Required task 1:
Shorten the paragraph beginning "The VHF Omnidirectional Range (VOR) Navigation System" in the article on the diverted flights, keeping its main facts.
Required task 2:
Please print the entries word for word, starting at the first line of the entries and ending at the line that contains "stop-icon[interactable] [115,61,135,81]".

Text section:
13 flights diverted as airport guiding system breaks down | Global News

13 flights diverted as airport guiding system breaks down

Thirteen flights were diverted Tuesday from the Ninoy Aquino International Airport to Clark International Airport in Pampanga after a navigation system which aids pilots in finding the airport, broke down.

The VHF Omnidirectional Range (VOR) Navigation System located at the south wing of the NAIA terminal 2 stopped working around 11:15 a.m. and it took about an hour or until 12: 10 p.m. to get it running again, according to Connie Bunag, head of the Manila International Airport Authority’s media affairs office.

“It had a short circuit,” she said without going into detail on how the equipment which directs air traffic and aids aircrafts in landing, broke down.


The VOR, which includes and instrument landing system, transmits signals to the pilot, helping the aircraft navigate and land safely. This is especially important at night or when there is poor visibility.


The affected NAIA-bound flights included four international flights (coming from South Korea, Thailand, and China) and nine domestic flights.

Two of these flights were Philippine Airlines planes—PR 142 from Iloilo and PR 467 from Incheon, South Korea. PAL said the planes were able to return to Manila at 1:29 p.m. and 1:17 p.m., respectively.

Data supplied:
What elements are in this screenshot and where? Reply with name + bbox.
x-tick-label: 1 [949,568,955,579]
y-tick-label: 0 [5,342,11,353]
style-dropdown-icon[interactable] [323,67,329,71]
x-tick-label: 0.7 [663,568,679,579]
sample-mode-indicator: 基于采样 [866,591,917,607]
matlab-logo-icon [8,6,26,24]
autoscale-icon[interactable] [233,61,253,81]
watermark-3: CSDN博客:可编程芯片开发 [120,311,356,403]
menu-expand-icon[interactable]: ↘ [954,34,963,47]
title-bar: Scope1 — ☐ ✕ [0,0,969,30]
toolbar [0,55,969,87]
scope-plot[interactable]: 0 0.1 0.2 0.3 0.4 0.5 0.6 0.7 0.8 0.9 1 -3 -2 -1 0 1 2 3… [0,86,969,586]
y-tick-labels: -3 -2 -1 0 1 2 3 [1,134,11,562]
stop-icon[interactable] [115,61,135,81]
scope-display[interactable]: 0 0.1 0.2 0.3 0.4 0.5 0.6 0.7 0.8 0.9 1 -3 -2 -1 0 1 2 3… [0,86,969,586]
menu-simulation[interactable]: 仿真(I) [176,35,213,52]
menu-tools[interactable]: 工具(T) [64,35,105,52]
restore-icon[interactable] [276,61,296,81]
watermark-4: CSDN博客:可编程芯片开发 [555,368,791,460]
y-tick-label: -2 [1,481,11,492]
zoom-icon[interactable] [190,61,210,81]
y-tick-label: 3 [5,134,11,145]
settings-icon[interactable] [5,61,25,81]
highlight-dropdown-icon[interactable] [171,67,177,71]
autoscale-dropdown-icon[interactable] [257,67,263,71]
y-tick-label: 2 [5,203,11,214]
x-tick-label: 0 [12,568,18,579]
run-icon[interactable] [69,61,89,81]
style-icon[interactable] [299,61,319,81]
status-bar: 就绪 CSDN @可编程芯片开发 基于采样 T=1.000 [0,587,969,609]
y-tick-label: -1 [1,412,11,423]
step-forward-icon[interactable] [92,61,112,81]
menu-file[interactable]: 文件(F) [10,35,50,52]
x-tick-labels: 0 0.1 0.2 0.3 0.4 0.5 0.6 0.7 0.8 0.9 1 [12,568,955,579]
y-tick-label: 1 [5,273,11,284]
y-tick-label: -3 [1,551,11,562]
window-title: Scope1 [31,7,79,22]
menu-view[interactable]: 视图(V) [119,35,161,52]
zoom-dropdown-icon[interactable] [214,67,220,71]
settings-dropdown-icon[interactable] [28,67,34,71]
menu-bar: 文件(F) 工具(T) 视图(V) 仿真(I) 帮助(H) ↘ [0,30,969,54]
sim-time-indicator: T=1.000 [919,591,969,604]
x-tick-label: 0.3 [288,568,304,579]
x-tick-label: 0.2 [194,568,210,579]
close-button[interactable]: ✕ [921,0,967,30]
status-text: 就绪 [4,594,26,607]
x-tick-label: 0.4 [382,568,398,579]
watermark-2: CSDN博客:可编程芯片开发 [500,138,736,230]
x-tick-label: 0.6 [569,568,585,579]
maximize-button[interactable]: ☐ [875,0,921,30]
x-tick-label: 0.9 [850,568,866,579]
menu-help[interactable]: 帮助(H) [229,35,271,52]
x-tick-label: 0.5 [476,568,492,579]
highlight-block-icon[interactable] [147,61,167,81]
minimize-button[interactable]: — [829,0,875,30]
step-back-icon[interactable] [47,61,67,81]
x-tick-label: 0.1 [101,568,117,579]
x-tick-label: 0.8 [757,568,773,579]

Task output 1:
The VOR Navigation System at the south wing of NAIA Terminal 2 failed around 11:15 a.m. and was running again by about 12:10 p.m., said Connie Bunag, who heads the Manila International Airport Authority's media affairs office.

Task output 2:
What elements are in this screenshot and where? Reply with name + bbox.
x-tick-label: 1 [949,568,955,579]
y-tick-label: 0 [5,342,11,353]
style-dropdown-icon[interactable] [323,67,329,71]
x-tick-label: 0.7 [663,568,679,579]
sample-mode-indicator: 基于采样 [866,591,917,607]
matlab-logo-icon [8,6,26,24]
autoscale-icon[interactable] [233,61,253,81]
watermark-3: CSDN博客:可编程芯片开发 [120,311,356,403]
menu-expand-icon[interactable]: ↘ [954,34,963,47]
title-bar: Scope1 — ☐ ✕ [0,0,969,30]
toolbar [0,55,969,87]
scope-plot[interactable]: 0 0.1 0.2 0.3 0.4 0.5 0.6 0.7 0.8 0.9 1 -3 -2 -1 0 1 2 3… [0,86,969,586]
y-tick-labels: -3 -2 -1 0 1 2 3 [1,134,11,562]
stop-icon[interactable] [115,61,135,81]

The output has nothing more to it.